**PAGE TEXT**

Oh well, there goes my theory! I keep telling my clients things were easier when you had 2 choices, film or BVU!
Nick H
From: "Dave Hogan mactvman@yahoo.com [Avid-L2]" <Avid-L2@yahoogroups.com>
To: "Avid-L2@yahoogroups.com" <Avid-L2@yahoogroups.com>
Sent: Wednesday, October 8, 2014 6:53 PM
Subject: Re: [Avid-L2] OT: Sony BVU 800 series TBCs color direct vs. color process?
I don't have a tentelometer, but here goes...
To record on 3/4", a composite signal with a 3.58mHz color signal superimposed onto a luminance signal was first split into it's separate chrominance and luminance signals. As 3.58Mhz is a difficult frequency to record onto slower 3/4" u-matic tape/head speeds, it is first heterodyned down to 688 kHz to record on it's separate chrominance channel. This was done to different frequencies by all helical scan recording systems. (beta, vhs and 1").
On playback, the signal was heterodyned back up to 3.58mHz, and re-imposed onto the luminance signal. The heterodyne process introduced some signal degradation, so 3/4" umatic decks allowed direct output of the separate luminance and heterodyned signals to another deck for cleaner dubs, and to TBCs for cleaner color processing.
IIRC there were direct camera to U-matic recorders that recorded higher quality initially, due to the fact that the luminance channel and chrominance channels were generated directly from the RGB signals of the camera, and therefore never suffered the degradation of an initial compositing of the luminance and chrominance. The precursor to YUV signals of betacam and digital betacam, which recorded two separate color difference signals sampled at half the bandwidth of luminance.
U-matic direct color was the precursor to what also became S-video in consumer equipment, where luminance and chrominance are transmitted separately, to provide higher quality and eliminate artifacts like chroma crawl.

**RECORD LIST**

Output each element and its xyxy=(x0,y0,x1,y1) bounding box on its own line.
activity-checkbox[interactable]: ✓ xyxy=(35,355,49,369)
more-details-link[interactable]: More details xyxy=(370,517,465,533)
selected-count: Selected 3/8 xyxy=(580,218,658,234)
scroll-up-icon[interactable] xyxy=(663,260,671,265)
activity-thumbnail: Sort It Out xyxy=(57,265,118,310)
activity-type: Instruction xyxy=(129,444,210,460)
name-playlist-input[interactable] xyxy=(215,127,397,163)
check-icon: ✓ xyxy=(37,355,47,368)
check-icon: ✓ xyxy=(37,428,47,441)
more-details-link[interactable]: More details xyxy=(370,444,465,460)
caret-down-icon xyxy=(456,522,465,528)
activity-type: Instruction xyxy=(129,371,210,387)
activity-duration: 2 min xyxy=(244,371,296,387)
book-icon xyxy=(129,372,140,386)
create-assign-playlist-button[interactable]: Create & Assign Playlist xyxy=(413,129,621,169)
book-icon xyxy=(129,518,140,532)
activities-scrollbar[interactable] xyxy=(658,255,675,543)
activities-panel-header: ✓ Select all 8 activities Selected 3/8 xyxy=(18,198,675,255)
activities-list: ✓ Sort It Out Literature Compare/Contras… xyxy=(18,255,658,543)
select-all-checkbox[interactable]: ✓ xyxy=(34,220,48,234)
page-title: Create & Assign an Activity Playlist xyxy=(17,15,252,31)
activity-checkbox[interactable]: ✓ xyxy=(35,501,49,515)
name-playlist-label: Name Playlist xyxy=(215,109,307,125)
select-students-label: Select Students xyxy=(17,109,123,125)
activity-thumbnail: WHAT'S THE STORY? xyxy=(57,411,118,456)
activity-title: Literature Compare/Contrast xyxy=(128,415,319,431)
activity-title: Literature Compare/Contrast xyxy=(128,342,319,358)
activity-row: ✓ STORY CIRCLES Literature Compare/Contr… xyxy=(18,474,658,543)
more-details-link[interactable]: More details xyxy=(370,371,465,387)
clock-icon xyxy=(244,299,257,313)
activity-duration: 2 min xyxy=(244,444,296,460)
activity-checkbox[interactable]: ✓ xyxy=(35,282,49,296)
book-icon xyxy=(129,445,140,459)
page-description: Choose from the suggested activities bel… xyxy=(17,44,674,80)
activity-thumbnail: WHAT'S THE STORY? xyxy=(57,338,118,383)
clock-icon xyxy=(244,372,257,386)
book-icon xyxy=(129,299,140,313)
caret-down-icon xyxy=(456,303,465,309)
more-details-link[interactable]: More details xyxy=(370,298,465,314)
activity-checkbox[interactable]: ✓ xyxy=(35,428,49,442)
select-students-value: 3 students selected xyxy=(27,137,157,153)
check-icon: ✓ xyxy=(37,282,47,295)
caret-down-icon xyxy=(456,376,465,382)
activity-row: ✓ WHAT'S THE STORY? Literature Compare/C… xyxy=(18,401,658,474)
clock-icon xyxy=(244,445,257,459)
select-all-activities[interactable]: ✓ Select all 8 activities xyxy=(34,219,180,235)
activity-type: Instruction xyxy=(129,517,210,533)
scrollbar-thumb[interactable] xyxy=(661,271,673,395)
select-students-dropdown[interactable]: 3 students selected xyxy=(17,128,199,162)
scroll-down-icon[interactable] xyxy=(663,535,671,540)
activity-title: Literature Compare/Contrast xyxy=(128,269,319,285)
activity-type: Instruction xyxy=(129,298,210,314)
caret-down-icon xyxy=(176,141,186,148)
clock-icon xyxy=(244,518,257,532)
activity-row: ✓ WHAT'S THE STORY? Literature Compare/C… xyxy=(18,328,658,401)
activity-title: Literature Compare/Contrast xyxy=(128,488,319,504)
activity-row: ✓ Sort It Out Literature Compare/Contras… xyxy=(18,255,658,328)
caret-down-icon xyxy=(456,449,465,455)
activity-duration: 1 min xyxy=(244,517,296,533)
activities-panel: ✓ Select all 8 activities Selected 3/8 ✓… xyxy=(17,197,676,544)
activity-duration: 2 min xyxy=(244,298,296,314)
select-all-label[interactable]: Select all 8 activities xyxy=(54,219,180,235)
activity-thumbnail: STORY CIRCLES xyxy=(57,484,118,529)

**WORK TO BE COMPLETED**
According to the mailing-list post on U-matic recording, to what frequency is the 3.58 MHz color signal heterodyned down for recording on 3/4" tape?

**EXERCISE ANSWER**
688 kHz